(Items from a figure collection)
-=-=-=-=-

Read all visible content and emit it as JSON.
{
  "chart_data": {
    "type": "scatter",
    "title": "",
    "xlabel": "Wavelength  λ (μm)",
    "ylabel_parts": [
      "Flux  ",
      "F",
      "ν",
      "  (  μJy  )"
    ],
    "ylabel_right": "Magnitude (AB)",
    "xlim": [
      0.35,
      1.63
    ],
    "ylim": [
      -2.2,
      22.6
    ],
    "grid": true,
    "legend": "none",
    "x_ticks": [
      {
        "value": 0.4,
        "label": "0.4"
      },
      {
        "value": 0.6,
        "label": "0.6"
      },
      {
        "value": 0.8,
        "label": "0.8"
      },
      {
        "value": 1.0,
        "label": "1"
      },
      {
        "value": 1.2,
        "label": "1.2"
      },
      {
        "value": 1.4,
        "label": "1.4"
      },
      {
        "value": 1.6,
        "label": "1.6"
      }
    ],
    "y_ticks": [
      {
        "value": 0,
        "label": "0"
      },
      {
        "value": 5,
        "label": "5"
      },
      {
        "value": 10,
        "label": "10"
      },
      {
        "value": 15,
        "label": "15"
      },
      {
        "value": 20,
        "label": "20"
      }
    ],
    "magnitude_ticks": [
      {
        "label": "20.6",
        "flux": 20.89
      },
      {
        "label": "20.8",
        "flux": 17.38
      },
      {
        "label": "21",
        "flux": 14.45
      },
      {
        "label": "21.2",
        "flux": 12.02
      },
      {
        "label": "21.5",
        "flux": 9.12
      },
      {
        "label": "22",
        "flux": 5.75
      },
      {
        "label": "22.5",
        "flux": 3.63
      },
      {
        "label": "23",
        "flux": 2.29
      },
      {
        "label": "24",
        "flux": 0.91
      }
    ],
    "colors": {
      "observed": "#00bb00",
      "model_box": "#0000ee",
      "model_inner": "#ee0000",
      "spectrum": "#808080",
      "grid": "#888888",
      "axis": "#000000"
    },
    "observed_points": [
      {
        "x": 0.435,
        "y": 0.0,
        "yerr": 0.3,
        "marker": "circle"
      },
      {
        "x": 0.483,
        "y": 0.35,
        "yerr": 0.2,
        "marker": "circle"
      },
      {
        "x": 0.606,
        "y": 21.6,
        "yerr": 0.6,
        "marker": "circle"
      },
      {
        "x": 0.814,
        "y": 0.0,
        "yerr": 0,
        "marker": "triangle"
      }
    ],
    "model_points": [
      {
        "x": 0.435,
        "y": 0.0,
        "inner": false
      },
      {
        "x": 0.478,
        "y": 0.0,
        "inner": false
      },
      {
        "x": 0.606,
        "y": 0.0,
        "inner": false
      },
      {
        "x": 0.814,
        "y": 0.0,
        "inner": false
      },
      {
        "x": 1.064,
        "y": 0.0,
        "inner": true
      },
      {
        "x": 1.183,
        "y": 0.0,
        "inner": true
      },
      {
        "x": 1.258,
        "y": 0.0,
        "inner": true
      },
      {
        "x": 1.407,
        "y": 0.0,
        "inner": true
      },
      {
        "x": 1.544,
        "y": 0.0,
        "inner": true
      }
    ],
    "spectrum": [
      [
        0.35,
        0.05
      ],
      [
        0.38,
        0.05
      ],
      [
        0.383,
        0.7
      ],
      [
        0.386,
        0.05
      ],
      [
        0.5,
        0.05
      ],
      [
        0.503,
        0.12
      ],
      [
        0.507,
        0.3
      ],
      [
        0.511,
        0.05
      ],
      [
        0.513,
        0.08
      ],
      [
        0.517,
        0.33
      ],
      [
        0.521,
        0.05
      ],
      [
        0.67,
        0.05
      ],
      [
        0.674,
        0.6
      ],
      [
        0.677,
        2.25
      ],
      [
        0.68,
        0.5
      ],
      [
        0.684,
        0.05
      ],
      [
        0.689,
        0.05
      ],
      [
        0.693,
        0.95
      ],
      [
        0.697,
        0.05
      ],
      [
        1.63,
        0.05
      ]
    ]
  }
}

-=-=-=-=-

• [What the exercise asks]: Extract the entries above verbatim.

• [Written answer]:
Read all visible content and emit it as JSON.
{
  "chart_data": {
    "type": "scatter",
    "title": "",
    "xlabel": "Wavelength  λ (μm)",
    "ylabel_parts": [
      "Flux  ",
      "F",
      "ν",
      "  (  μJy  )"
    ],
    "ylabel_right": "Magnitude (AB)",
    "xlim": [
      0.35,
      1.63
    ],
    "ylim": [
      -2.2,
      22.6
    ],
    "grid": true,
    "legend": "none",
    "x_ticks": [
      {
        "value": 0.4,
        "label": "0.4"
      },
      {
        "value": 0.6,
        "label": "0.6"
      },
      {
        "value": 0.8,
        "label": "0.8"
      },
      {
        "value": 1.0,
        "label": "1"
      },
      {
        "value": 1.2,
        "label": "1.2"
      },
      {
        "value": 1.4,
        "label": "1.4"
      },
      {
        "value": 1.6,
        "label": "1.6"
      }
    ],
    "y_ticks": [
      {
        "value": 0,
        "label": "0"
      },
      {
        "value": 5,
        "label": "5"
      },
      {
        "value": 10,
        "label": "10"
      },
      {
        "value": 15,
        "label": "15"
      },
      {
        "value": 20,
        "label": "20"
      }
    ],
    "magnitude_ticks": [
      {
        "label": "20.6",
        "flux": 20.89
      },
      {
        "label": "20.8",
        "flux": 17.38
      },
      {
        "label": "21",
        "flux": 14.45
      },
      {
        "label": "21.2",
        "flux": 12.02
      },
      {
        "label": "21.5",
        "flux": 9.12
      },
      {
        "label": "22",
        "flux": 5.75
      },
      {
        "label": "22.5",
        "flux": 3.63
      },
      {
        "label": "23",
        "flux": 2.29
      },
      {
        "label": "24",
        "flux": 0.91
      }
    ],
    "colors": {
      "observed": "#00bb00",
      "model_box": "#0000ee",
      "model_inner": "#ee0000",
      "spectrum": "#808080",
      "grid": "#888888",
      "axis": "#000000"
    },
    "observed_points": [
      {
        "x": 0.435,
        "y": 0.0,
        "yerr": 0.3,
        "marker": "circle"
      },
      {
        "x": 0.483,
        "y": 0.35,
        "yerr": 0.2,
        "marker": "circle"
      },
      {
        "x": 0.606,
        "y": 21.6,
        "yerr": 0.6,
        "marker": "circle"
      },
      {
        "x": 0.814,
        "y": 0.0,
        "yerr": 0,
        "marker": "triangle"
      }
    ],
    "model_points": [
      {
        "x": 0.435,
        "y": 0.0,
        "inner": false
      },
      {
        "x": 0.478,
        "y": 0.0,
        "inner": false
      },
      {
        "x": 0.606,
        "y": 0.0,
        "inner": false
      },
      {
        "x": 0.814,
        "y": 0.0,
        "inner": false
      },
      {
        "x": 1.064,
        "y": 0.0,
        "inner": true
      },
      {
        "x": 1.183,
        "y": 0.0,
        "inner": true
      },
      {
        "x": 1.258,
        "y": 0.0,
        "inner": true
      },
      {
        "x": 1.407,
        "y": 0.0,
        "inner": true
      },
      {
        "x": 1.544,
        "y": 0.0,
        "inner": true
      }
    ],
    "spectrum": [
      [
        0.35,
        0.05
      ],
      [
        0.38,
        0.05
      ],
      [
        0.383,
        0.7
      ],
      [
        0.386,
        0.05
      ],
      [
        0.5,
        0.05
      ],
      [
        0.503,
        0.12
      ],
      [
        0.507,
        0.3
      ],
      [
        0.511,
        0.05
      ],
      [
        0.513,
        0.08
      ],
      [
        0.517,
        0.33
      ],
      [
        0.521,
        0.05
      ],
      [
        0.67,
        0.05
      ],
      [
        0.674,
        0.6
      ],
      [
        0.677,
        2.25
      ],
      [
        0.68,
        0.5
      ],
      [
        0.684,
        0.05
      ],
      [
        0.689,
        0.05
      ],
      [
        0.693,
        0.95
      ],
      [
        0.697,
        0.05
      ],
      [
        1.63,
        0.05
      ]
    ]
  }
}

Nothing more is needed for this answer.